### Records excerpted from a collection
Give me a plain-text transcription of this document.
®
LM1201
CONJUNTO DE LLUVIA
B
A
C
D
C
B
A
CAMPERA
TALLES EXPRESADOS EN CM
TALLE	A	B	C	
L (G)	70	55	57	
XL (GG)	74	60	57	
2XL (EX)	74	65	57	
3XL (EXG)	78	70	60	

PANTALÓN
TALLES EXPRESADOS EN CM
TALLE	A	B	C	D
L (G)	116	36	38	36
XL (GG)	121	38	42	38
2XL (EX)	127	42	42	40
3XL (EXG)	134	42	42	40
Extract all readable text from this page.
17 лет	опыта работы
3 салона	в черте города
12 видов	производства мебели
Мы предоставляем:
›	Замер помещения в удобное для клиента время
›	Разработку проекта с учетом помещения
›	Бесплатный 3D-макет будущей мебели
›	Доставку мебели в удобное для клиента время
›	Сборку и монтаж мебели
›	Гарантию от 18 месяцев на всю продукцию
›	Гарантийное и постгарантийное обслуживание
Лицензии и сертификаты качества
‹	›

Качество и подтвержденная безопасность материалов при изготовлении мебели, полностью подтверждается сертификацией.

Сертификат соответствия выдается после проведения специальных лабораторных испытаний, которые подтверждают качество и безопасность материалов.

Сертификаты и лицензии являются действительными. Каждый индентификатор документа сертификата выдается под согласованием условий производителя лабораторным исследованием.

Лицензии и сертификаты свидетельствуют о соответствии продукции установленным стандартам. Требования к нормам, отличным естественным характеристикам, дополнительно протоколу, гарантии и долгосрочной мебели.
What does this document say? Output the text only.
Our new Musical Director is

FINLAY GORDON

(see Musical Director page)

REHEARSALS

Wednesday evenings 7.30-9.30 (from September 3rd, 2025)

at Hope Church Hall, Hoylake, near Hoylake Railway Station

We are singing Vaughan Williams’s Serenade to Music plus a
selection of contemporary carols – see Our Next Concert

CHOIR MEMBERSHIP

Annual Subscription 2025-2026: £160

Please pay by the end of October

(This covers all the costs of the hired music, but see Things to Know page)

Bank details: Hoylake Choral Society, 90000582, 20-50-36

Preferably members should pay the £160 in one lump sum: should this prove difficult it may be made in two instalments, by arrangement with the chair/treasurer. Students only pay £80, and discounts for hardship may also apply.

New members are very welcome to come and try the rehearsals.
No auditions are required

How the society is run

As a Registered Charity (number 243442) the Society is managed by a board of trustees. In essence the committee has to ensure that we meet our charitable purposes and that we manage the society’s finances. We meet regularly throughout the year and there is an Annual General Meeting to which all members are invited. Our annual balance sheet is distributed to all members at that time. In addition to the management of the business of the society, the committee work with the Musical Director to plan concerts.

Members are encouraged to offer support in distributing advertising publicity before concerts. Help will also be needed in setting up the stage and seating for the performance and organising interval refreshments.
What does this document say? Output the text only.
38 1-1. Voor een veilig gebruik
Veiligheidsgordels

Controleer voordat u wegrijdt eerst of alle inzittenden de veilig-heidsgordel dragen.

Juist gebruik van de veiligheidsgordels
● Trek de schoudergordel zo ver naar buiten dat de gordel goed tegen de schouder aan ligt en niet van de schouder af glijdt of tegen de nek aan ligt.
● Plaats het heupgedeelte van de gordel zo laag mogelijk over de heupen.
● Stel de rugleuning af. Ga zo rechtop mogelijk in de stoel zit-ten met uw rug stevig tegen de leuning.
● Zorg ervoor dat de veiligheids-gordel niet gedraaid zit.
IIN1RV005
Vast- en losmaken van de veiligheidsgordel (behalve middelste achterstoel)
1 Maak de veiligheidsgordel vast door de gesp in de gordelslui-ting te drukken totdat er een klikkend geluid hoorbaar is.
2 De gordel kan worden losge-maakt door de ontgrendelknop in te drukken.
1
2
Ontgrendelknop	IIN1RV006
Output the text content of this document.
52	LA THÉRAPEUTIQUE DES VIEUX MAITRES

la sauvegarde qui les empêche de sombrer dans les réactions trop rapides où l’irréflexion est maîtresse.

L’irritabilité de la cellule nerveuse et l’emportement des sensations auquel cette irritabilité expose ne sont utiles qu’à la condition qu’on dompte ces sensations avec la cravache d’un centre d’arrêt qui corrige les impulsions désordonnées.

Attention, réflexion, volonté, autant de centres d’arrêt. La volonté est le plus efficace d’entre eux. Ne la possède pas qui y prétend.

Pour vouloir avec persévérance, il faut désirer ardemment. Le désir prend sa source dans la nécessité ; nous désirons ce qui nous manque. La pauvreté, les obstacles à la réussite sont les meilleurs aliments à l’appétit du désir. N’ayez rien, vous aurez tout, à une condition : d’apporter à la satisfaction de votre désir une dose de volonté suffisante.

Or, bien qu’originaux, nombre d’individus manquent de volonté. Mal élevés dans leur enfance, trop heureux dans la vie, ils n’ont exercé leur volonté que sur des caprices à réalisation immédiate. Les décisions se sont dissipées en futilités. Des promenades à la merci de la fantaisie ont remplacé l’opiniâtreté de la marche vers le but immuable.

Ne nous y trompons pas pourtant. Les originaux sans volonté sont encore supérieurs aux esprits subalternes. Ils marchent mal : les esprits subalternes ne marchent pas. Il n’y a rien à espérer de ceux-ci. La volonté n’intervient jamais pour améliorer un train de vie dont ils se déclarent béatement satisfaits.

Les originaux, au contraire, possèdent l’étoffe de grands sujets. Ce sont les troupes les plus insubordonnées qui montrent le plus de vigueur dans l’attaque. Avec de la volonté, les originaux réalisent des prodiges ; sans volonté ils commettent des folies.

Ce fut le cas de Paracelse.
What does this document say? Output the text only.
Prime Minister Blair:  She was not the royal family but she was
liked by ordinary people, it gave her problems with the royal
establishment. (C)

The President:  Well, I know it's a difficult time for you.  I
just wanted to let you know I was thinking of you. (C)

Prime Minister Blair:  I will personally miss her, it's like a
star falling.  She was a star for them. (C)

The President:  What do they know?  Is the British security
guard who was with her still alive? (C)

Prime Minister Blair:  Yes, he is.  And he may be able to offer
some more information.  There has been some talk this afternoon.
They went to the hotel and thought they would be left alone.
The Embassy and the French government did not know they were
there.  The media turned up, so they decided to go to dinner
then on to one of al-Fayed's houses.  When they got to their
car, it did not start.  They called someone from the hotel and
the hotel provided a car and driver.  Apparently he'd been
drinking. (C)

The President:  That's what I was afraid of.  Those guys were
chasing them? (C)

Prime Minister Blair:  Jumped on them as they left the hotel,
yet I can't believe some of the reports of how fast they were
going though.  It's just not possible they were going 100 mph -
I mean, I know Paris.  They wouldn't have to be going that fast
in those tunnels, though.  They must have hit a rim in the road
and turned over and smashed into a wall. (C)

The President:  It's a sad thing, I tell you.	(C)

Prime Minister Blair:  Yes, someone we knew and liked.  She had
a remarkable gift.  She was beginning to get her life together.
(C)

### Exercise goal
Recopy the entries above in their entirety, exactly.

### Full output
Give me a plain-text transcription of this document.
®
LM1201
CONJUNTO DE LLUVIA
B
A
C
D
C
B
A
CAMPERA
TALLES EXPRESADOS EN CM
TALLE	A	B	C	
L (G)	70	55	57	
XL (GG)	74	60	57	
2XL (EX)	74	65	57	
3XL (EXG)	78	70	60	

PANTALÓN
TALLES EXPRESADOS EN CM
TALLE	A	B	C	D
L (G)	116	36	38	36
XL (GG)	121	38	42	38
2XL (EX)	127	42	42	40
3XL (EXG)	134	42	42	40
Extract all readable text from this page.
17 лет	опыта работы
3 салона	в черте города
12 видов	производства мебели
Мы предоставляем:
›	Замер помещения в удобное для клиента время
›	Разработку проекта с учетом помещения
›	Бесплатный 3D-макет будущей мебели
›	Доставку мебели в удобное для клиента время
›	Сборку и монтаж мебели
›	Гарантию от 18 месяцев на всю продукцию
›	Гарантийное и постгарантийное обслуживание
Лицензии и сертификаты качества
‹	›

Качество и подтвержденная безопасность материалов при изготовлении мебели, полностью подтверждается сертификацией.

Сертификат соответствия выдается после проведения специальных лабораторных испытаний, которые подтверждают качество и безопасность материалов.

Сертификаты и лицензии являются действительными. Каждый индентификатор документа сертификата выдается под согласованием условий производителя лабораторным исследованием.

Лицензии и сертификаты свидетельствуют о соответствии продукции установленным стандартам. Требования к нормам, отличным естественным характеристикам, дополнительно протоколу, гарантии и долгосрочной мебели.
What does this document say? Output the text only.
Our new Musical Director is

FINLAY GORDON

(see Musical Director page)

REHEARSALS

Wednesday evenings 7.30-9.30 (from September 3rd, 2025)

at Hope Church Hall, Hoylake, near Hoylake Railway Station

We are singing Vaughan Williams’s Serenade to Music plus a
selection of contemporary carols – see Our Next Concert

CHOIR MEMBERSHIP

Annual Subscription 2025-2026: £160

Please pay by the end of October

(This covers all the costs of the hired music, but see Things to Know page)

Bank details: Hoylake Choral Society, 90000582, 20-50-36

Preferably members should pay the £160 in one lump sum: should this prove difficult it may be made in two instalments, by arrangement with the chair/treasurer. Students only pay £80, and discounts for hardship may also apply.

New members are very welcome to come and try the rehearsals.
No auditions are required

How the society is run

As a Registered Charity (number 243442) the Society is managed by a board of trustees. In essence the committee has to ensure that we meet our charitable purposes and that we manage the society’s finances. We meet regularly throughout the year and there is an Annual General Meeting to which all members are invited. Our annual balance sheet is distributed to all members at that time. In addition to the management of the business of the society, the committee work with the Musical Director to plan concerts.

Members are encouraged to offer support in distributing advertising publicity before concerts. Help will also be needed in setting up the stage and seating for the performance and organising interval refreshments.
What does this document say? Output the text only.
38 1-1. Voor een veilig gebruik
Veiligheidsgordels

Controleer voordat u wegrijdt eerst of alle inzittenden de veilig-heidsgordel dragen.

Juist gebruik van de veiligheidsgordels
● Trek de schoudergordel zo ver naar buiten dat de gordel goed tegen de schouder aan ligt en niet van de schouder af glijdt of tegen de nek aan ligt.
● Plaats het heupgedeelte van de gordel zo laag mogelijk over de heupen.
● Stel de rugleuning af. Ga zo rechtop mogelijk in de stoel zit-ten met uw rug stevig tegen de leuning.
● Zorg ervoor dat de veiligheids-gordel niet gedraaid zit.
IIN1RV005
Vast- en losmaken van de veiligheidsgordel (behalve middelste achterstoel)
1 Maak de veiligheidsgordel vast door de gesp in de gordelslui-ting te drukken totdat er een klikkend geluid hoorbaar is.
2 De gordel kan worden losge-maakt door de ontgrendelknop in te drukken.
1
2
Ontgrendelknop	IIN1RV006
Output the text content of this document.
52	LA THÉRAPEUTIQUE DES VIEUX MAITRES

la sauvegarde qui les empêche de sombrer dans les réactions trop rapides où l’irréflexion est maîtresse.

L’irritabilité de la cellule nerveuse et l’emportement des sensations auquel cette irritabilité expose ne sont utiles qu’à la condition qu’on dompte ces sensations avec la cravache d’un centre d’arrêt qui corrige les impulsions désordonnées.

Attention, réflexion, volonté, autant de centres d’arrêt. La volonté est le plus efficace d’entre eux. Ne la possède pas qui y prétend.

Pour vouloir avec persévérance, il faut désirer ardemment. Le désir prend sa source dans la nécessité ; nous désirons ce qui nous manque. La pauvreté, les obstacles à la réussite sont les meilleurs aliments à l’appétit du désir. N’ayez rien, vous aurez tout, à une condition : d’apporter à la satisfaction de votre désir une dose de volonté suffisante.

Or, bien qu’originaux, nombre d’individus manquent de volonté. Mal élevés dans leur enfance, trop heureux dans la vie, ils n’ont exercé leur volonté que sur des caprices à réalisation immédiate. Les décisions se sont dissipées en futilités. Des promenades à la merci de la fantaisie ont remplacé l’opiniâtreté de la marche vers le but immuable.

Ne nous y trompons pas pourtant. Les originaux sans volonté sont encore supérieurs aux esprits subalternes. Ils marchent mal : les esprits subalternes ne marchent pas. Il n’y a rien à espérer de ceux-ci. La volonté n’intervient jamais pour améliorer un train de vie dont ils se déclarent béatement satisfaits.

Les originaux, au contraire, possèdent l’étoffe de grands sujets. Ce sont les troupes les plus insubordonnées qui montrent le plus de vigueur dans l’attaque. Avec de la volonté, les originaux réalisent des prodiges ; sans volonté ils commettent des folies.

Ce fut le cas de Paracelse.
What does this document say? Output the text only.
Prime Minister Blair:  She was not the royal family but she was
liked by ordinary people, it gave her problems with the royal
establishment. (C)

The President:  Well, I know it's a difficult time for you.  I
just wanted to let you know I was thinking of you. (C)

Prime Minister Blair:  I will personally miss her, it's like a
star falling.  She was a star for them. (C)

The President:  What do they know?  Is the British security
guard who was with her still alive? (C)

Prime Minister Blair:  Yes, he is.  And he may be able to offer
some more information.  There has been some talk this afternoon.
They went to the hotel and thought they would be left alone.
The Embassy and the French government did not know they were
there.  The media turned up, so they decided to go to dinner
then on to one of al-Fayed's houses.  When they got to their
car, it did not start.  They called someone from the hotel and
the hotel provided a car and driver.  Apparently he'd been
drinking. (C)

The President:  That's what I was afraid of.  Those guys were
chasing them? (C)

Prime Minister Blair:  Jumped on them as they left the hotel,
yet I can't believe some of the reports of how fast they were
going though.  It's just not possible they were going 100 mph -
I mean, I know Paris.  They wouldn't have to be going that fast
in those tunnels, though.  They must have hit a rim in the road
and turned over and smashed into a wall. (C)

The President:  It's a sad thing, I tell you.	(C)

Prime Minister Blair:  Yes, someone we knew and liked.  She had
a remarkable gift.  She was beginning to get her life together.
(C)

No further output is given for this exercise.